(Extracted records)
— START —

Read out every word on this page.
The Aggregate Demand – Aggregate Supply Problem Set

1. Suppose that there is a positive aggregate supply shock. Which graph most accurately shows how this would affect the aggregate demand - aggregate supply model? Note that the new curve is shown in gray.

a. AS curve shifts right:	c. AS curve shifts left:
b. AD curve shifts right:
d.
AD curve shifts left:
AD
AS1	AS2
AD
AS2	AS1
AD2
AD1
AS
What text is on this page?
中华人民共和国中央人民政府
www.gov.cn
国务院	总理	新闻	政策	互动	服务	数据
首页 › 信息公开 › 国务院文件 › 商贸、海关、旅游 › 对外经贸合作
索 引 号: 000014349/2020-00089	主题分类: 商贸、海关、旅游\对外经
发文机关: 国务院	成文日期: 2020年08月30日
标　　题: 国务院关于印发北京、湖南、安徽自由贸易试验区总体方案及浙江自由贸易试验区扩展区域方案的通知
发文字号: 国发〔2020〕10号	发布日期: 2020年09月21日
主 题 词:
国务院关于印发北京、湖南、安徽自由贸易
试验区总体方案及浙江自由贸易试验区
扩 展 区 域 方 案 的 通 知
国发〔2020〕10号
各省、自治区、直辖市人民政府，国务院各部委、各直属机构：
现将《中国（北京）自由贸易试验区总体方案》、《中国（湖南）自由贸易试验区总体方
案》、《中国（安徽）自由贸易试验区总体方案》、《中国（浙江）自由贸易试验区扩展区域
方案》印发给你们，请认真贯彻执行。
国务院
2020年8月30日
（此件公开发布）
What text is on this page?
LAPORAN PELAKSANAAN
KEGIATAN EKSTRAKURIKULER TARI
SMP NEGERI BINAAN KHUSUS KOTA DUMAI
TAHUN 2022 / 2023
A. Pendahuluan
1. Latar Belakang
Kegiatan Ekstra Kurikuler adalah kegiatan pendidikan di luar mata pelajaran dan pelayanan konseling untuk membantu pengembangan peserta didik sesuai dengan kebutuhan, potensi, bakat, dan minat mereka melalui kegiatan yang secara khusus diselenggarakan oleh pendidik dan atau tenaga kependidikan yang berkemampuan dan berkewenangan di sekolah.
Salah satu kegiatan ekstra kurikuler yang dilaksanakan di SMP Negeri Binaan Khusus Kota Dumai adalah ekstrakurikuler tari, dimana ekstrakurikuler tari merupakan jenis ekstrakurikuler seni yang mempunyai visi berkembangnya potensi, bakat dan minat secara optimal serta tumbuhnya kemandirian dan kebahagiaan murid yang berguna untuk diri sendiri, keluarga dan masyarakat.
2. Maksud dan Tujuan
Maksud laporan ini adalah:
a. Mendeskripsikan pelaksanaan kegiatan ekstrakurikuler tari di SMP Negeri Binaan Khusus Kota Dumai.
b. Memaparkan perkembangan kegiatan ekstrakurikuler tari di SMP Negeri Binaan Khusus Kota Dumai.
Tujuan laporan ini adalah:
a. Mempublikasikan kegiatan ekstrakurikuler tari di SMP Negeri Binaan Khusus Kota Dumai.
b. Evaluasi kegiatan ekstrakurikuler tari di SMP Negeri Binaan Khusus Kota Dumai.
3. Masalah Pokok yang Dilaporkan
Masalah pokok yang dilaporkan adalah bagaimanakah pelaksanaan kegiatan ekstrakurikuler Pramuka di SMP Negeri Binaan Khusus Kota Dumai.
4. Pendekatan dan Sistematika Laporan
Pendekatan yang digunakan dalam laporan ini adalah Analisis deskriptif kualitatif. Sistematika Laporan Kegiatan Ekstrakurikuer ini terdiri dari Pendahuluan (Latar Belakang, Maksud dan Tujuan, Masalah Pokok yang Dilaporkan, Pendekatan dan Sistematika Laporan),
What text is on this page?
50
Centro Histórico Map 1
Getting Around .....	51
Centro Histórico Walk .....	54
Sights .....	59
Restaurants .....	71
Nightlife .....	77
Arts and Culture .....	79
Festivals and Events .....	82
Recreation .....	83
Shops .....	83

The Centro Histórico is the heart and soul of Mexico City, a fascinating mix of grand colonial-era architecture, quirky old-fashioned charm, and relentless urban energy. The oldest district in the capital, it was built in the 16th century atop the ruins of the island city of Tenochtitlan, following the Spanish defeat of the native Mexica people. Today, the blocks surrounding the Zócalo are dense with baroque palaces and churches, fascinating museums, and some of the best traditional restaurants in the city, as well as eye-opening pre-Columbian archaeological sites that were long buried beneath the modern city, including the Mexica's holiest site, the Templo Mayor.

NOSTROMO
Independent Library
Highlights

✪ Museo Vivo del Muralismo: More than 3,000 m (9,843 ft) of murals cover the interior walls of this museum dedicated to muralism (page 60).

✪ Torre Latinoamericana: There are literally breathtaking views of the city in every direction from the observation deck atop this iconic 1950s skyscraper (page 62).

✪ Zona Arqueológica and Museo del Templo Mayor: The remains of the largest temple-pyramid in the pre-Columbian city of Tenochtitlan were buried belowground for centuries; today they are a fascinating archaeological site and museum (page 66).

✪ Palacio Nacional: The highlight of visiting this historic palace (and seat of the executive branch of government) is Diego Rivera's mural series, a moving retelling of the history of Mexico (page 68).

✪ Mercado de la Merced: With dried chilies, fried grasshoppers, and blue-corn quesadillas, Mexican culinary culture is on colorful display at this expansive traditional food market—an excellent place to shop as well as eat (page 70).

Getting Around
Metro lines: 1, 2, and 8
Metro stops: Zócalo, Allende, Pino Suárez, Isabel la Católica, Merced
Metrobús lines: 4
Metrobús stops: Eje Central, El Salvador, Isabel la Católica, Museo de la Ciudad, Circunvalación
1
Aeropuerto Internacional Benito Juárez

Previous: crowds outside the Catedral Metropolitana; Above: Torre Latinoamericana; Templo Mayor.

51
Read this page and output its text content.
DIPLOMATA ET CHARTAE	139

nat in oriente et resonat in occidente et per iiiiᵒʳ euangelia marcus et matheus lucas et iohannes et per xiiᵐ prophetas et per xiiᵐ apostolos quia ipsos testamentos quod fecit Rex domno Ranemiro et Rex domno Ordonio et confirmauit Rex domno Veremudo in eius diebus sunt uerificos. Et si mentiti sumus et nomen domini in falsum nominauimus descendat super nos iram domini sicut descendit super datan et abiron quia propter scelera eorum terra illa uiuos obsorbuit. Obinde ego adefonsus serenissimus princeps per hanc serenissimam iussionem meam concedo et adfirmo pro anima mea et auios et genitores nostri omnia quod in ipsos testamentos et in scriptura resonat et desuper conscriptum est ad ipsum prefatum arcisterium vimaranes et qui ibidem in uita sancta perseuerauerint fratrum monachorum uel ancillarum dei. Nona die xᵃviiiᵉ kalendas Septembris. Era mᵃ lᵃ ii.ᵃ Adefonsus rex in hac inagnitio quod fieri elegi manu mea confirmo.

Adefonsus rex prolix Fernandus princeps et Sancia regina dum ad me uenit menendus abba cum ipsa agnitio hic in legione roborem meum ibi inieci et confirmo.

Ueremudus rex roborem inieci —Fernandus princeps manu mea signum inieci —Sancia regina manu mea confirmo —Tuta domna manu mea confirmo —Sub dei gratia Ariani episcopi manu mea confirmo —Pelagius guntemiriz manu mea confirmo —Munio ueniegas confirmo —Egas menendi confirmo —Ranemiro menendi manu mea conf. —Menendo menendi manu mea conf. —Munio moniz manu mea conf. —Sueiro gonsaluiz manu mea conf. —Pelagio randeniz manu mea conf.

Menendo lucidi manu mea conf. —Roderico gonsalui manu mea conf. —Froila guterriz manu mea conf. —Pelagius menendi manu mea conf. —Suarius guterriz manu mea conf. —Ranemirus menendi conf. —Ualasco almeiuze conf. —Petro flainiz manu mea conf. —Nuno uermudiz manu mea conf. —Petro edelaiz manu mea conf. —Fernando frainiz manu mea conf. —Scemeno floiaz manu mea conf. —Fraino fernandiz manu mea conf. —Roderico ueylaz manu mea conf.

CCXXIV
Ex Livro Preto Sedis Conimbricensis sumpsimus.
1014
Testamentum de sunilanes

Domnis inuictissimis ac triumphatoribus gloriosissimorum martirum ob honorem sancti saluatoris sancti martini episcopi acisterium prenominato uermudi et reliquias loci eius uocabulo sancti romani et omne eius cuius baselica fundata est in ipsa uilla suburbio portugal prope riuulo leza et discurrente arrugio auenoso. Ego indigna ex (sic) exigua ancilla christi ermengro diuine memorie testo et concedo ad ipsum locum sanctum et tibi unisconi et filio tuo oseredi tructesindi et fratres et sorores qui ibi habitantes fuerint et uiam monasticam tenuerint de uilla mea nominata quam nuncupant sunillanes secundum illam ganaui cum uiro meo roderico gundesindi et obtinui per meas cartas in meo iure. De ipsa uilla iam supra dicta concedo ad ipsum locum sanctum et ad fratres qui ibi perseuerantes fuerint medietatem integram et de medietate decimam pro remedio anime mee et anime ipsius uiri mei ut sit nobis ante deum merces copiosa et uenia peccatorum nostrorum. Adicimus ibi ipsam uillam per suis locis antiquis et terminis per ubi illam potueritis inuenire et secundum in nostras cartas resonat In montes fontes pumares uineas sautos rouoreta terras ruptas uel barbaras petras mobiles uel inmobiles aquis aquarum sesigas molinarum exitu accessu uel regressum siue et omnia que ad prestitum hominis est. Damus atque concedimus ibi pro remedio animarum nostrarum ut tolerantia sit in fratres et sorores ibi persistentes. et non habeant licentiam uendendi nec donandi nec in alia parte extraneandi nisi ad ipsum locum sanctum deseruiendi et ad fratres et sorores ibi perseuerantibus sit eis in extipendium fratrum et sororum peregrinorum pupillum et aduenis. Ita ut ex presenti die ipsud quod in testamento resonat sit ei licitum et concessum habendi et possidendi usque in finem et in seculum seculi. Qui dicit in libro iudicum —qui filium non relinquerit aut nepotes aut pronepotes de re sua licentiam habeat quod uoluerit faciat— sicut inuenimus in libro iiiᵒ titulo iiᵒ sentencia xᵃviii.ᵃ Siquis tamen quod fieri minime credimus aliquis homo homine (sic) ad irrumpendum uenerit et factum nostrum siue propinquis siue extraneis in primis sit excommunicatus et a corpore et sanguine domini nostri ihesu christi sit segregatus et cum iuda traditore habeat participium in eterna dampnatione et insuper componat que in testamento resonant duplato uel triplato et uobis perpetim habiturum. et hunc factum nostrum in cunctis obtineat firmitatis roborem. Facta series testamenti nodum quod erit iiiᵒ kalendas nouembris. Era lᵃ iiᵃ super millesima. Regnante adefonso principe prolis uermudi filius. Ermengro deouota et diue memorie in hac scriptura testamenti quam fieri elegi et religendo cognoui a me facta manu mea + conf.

— END —

# Written task:
Among these entries, how many lines include the string "traditional"? Reply with the number by itself.

# Solution for this problem:
2